**What the task asks:** Extract all of the entries and set them down verbatim.

**Input records:**
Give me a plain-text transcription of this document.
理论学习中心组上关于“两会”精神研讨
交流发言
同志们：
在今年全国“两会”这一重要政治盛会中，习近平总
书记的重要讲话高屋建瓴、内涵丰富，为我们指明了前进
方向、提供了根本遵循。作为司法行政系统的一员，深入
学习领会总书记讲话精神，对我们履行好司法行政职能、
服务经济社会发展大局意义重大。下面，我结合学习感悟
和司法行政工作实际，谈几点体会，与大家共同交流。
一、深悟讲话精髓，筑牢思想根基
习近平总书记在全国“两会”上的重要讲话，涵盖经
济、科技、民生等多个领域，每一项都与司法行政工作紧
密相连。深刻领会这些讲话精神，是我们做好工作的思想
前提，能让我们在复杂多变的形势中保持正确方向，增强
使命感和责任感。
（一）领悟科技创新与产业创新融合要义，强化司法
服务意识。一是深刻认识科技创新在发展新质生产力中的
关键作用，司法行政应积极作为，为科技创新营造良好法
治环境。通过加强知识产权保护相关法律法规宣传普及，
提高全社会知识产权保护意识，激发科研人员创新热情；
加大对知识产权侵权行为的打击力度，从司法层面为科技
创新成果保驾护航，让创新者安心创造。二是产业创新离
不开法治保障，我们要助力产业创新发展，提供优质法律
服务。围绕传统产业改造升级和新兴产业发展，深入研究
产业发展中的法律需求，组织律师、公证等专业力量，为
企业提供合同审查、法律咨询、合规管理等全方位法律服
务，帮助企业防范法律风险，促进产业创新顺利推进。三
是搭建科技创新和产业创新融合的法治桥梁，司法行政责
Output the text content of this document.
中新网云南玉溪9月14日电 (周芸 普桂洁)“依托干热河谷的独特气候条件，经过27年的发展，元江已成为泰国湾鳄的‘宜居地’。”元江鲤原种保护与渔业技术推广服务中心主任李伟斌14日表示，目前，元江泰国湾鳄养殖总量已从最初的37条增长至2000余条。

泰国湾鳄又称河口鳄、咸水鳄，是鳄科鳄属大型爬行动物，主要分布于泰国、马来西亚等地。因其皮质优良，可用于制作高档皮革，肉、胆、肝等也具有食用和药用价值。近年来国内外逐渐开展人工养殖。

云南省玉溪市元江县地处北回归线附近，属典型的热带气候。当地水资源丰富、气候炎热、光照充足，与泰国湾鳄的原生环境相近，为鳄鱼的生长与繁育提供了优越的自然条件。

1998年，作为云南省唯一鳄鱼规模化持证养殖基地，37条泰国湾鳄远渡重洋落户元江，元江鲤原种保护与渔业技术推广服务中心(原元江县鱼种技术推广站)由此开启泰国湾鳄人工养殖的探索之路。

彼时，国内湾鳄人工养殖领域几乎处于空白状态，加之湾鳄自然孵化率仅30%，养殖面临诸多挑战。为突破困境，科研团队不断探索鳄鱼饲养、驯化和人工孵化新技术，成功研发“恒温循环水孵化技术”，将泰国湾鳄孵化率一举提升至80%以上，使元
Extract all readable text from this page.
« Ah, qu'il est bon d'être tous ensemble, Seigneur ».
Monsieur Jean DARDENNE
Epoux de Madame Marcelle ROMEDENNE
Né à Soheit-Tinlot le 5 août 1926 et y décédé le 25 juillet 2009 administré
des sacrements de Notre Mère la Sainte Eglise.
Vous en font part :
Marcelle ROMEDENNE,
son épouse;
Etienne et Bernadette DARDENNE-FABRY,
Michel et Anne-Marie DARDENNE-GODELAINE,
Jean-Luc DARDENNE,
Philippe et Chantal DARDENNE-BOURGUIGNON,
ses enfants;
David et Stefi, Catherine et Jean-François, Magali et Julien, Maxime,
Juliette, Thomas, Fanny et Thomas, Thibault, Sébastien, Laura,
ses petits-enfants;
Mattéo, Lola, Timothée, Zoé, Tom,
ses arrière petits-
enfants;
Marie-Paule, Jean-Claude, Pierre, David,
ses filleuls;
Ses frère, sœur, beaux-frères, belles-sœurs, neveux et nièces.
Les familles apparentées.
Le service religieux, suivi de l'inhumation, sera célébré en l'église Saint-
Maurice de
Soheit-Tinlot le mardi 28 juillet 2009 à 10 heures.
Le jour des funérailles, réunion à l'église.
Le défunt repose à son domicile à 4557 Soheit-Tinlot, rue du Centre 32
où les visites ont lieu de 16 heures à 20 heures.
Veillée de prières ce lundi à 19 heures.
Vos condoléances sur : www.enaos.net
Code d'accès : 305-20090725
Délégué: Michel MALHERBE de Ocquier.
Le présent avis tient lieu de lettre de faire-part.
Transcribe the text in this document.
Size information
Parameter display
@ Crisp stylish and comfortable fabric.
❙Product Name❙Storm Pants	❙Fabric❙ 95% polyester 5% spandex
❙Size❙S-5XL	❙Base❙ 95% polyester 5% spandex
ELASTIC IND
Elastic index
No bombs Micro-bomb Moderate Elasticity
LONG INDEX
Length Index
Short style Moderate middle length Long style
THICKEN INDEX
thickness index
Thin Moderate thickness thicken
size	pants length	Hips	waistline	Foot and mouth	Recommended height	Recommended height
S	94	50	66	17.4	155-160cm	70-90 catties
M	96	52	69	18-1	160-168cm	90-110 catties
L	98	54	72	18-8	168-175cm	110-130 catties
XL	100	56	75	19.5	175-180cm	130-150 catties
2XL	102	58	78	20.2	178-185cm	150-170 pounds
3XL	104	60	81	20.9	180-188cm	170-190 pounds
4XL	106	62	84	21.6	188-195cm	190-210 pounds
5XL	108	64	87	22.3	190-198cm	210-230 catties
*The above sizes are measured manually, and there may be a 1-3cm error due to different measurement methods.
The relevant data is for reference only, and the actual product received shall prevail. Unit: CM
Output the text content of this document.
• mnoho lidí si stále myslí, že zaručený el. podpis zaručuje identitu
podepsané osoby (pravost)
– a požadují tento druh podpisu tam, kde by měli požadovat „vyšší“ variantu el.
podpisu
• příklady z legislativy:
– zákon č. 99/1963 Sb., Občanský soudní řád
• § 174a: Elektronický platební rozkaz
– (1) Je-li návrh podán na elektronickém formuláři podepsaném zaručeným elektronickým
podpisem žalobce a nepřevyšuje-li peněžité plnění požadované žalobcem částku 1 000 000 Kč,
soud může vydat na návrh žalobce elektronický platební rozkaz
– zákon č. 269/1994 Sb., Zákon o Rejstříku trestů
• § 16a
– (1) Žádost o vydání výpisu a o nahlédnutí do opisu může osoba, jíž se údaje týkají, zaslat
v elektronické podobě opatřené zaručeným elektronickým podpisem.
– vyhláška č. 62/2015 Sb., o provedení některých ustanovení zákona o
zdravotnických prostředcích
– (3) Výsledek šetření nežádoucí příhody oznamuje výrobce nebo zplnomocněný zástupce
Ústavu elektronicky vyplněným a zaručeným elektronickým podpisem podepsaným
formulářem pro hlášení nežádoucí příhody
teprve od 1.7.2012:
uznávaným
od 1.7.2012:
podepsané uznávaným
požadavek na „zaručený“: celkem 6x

**Task result:**
Give me a plain-text transcription of this document.
理论学习中心组上关于“两会”精神研讨
交流发言
同志们：
在今年全国“两会”这一重要政治盛会中，习近平总
书记的重要讲话高屋建瓴、内涵丰富，为我们指明了前进
方向、提供了根本遵循。作为司法行政系统的一员，深入
学习领会总书记讲话精神，对我们履行好司法行政职能、
服务经济社会发展大局意义重大。下面，我结合学习感悟
和司法行政工作实际，谈几点体会，与大家共同交流。
一、深悟讲话精髓，筑牢思想根基
习近平总书记在全国“两会”上的重要讲话，涵盖经
济、科技、民生等多个领域，每一项都与司法行政工作紧
密相连。深刻领会这些讲话精神，是我们做好工作的思想
前提，能让我们在复杂多变的形势中保持正确方向，增强
使命感和责任感。
（一）领悟科技创新与产业创新融合要义，强化司法
服务意识。一是深刻认识科技创新在发展新质生产力中的
关键作用，司法行政应积极作为，为科技创新营造良好法
治环境。通过加强知识产权保护相关法律法规宣传普及，
提高全社会知识产权保护意识，激发科研人员创新热情；
加大对知识产权侵权行为的打击力度，从司法层面为科技
创新成果保驾护航，让创新者安心创造。二是产业创新离
不开法治保障，我们要助力产业创新发展，提供优质法律
服务。围绕传统产业改造升级和新兴产业发展，深入研究
产业发展中的法律需求，组织律师、公证等专业力量，为
企业提供合同审查、法律咨询、合规管理等全方位法律服
务，帮助企业防范法律风险，促进产业创新顺利推进。三
是搭建科技创新和产业创新融合的法治桥梁，司法行政责
Output the text content of this document.
中新网云南玉溪9月14日电 (周芸 普桂洁)“依托干热河谷的独特气候条件，经过27年的发展，元江已成为泰国湾鳄的‘宜居地’。”元江鲤原种保护与渔业技术推广服务中心主任李伟斌14日表示，目前，元江泰国湾鳄养殖总量已从最初的37条增长至2000余条。

泰国湾鳄又称河口鳄、咸水鳄，是鳄科鳄属大型爬行动物，主要分布于泰国、马来西亚等地。因其皮质优良，可用于制作高档皮革，肉、胆、肝等也具有食用和药用价值。近年来国内外逐渐开展人工养殖。

云南省玉溪市元江县地处北回归线附近，属典型的热带气候。当地水资源丰富、气候炎热、光照充足，与泰国湾鳄的原生环境相近，为鳄鱼的生长与繁育提供了优越的自然条件。

1998年，作为云南省唯一鳄鱼规模化持证养殖基地，37条泰国湾鳄远渡重洋落户元江，元江鲤原种保护与渔业技术推广服务中心(原元江县鱼种技术推广站)由此开启泰国湾鳄人工养殖的探索之路。

彼时，国内湾鳄人工养殖领域几乎处于空白状态，加之湾鳄自然孵化率仅30%，养殖面临诸多挑战。为突破困境，科研团队不断探索鳄鱼饲养、驯化和人工孵化新技术，成功研发“恒温循环水孵化技术”，将泰国湾鳄孵化率一举提升至80%以上，使元
Extract all readable text from this page.
« Ah, qu'il est bon d'être tous ensemble, Seigneur ».
Monsieur Jean DARDENNE
Epoux de Madame Marcelle ROMEDENNE
Né à Soheit-Tinlot le 5 août 1926 et y décédé le 25 juillet 2009 administré
des sacrements de Notre Mère la Sainte Eglise.
Vous en font part :
Marcelle ROMEDENNE,
son épouse;
Etienne et Bernadette DARDENNE-FABRY,
Michel et Anne-Marie DARDENNE-GODELAINE,
Jean-Luc DARDENNE,
Philippe et Chantal DARDENNE-BOURGUIGNON,
ses enfants;
David et Stefi, Catherine et Jean-François, Magali et Julien, Maxime,
Juliette, Thomas, Fanny et Thomas, Thibault, Sébastien, Laura,
ses petits-enfants;
Mattéo, Lola, Timothée, Zoé, Tom,
ses arrière petits-
enfants;
Marie-Paule, Jean-Claude, Pierre, David,
ses filleuls;
Ses frère, sœur, beaux-frères, belles-sœurs, neveux et nièces.
Les familles apparentées.
Le service religieux, suivi de l'inhumation, sera célébré en l'église Saint-
Maurice de
Soheit-Tinlot le mardi 28 juillet 2009 à 10 heures.
Le jour des funérailles, réunion à l'église.
Le défunt repose à son domicile à 4557 Soheit-Tinlot, rue du Centre 32
où les visites ont lieu de 16 heures à 20 heures.
Veillée de prières ce lundi à 19 heures.
Vos condoléances sur : www.enaos.net
Code d'accès : 305-20090725
Délégué: Michel MALHERBE de Ocquier.
Le présent avis tient lieu de lettre de faire-part.
Transcribe the text in this document.
Size information
Parameter display
@ Crisp stylish and comfortable fabric.
❙Product Name❙Storm Pants	❙Fabric❙ 95% polyester 5% spandex
❙Size❙S-5XL	❙Base❙ 95% polyester 5% spandex
ELASTIC IND
Elastic index
No bombs Micro-bomb Moderate Elasticity
LONG INDEX
Length Index
Short style Moderate middle length Long style
THICKEN INDEX
thickness index
Thin Moderate thickness thicken
size	pants length	Hips	waistline	Foot and mouth	Recommended height	Recommended height
S	94	50	66	17.4	155-160cm	70-90 catties
M	96	52	69	18-1	160-168cm	90-110 catties
L	98	54	72	18-8	168-175cm	110-130 catties
XL	100	56	75	19.5	175-180cm	130-150 catties
2XL	102	58	78	20.2	178-185cm	150-170 pounds
3XL	104	60	81	20.9	180-188cm	170-190 pounds
4XL	106	62	84	21.6	188-195cm	190-210 pounds
5XL	108	64	87	22.3	190-198cm	210-230 catties
*The above sizes are measured manually, and there may be a 1-3cm error due to different measurement methods.
The relevant data is for reference only, and the actual product received shall prevail. Unit: CM
Output the text content of this document.
• mnoho lidí si stále myslí, že zaručený el. podpis zaručuje identitu
podepsané osoby (pravost)
– a požadují tento druh podpisu tam, kde by měli požadovat „vyšší“ variantu el.
podpisu
• příklady z legislativy:
– zákon č. 99/1963 Sb., Občanský soudní řád
• § 174a: Elektronický platební rozkaz
– (1) Je-li návrh podán na elektronickém formuláři podepsaném zaručeným elektronickým
podpisem žalobce a nepřevyšuje-li peněžité plnění požadované žalobcem částku 1 000 000 Kč,
soud může vydat na návrh žalobce elektronický platební rozkaz
– zákon č. 269/1994 Sb., Zákon o Rejstříku trestů
• § 16a
– (1) Žádost o vydání výpisu a o nahlédnutí do opisu může osoba, jíž se údaje týkají, zaslat
v elektronické podobě opatřené zaručeným elektronickým podpisem.
– vyhláška č. 62/2015 Sb., o provedení některých ustanovení zákona o
zdravotnických prostředcích
– (3) Výsledek šetření nežádoucí příhody oznamuje výrobce nebo zplnomocněný zástupce
Ústavu elektronicky vyplněným a zaručeným elektronickým podpisem podepsaným
formulářem pro hlášení nežádoucí příhody
teprve od 1.7.2012:
uznávaným
od 1.7.2012:
podepsané uznávaným
požadavek na „zaručený“: celkem 6x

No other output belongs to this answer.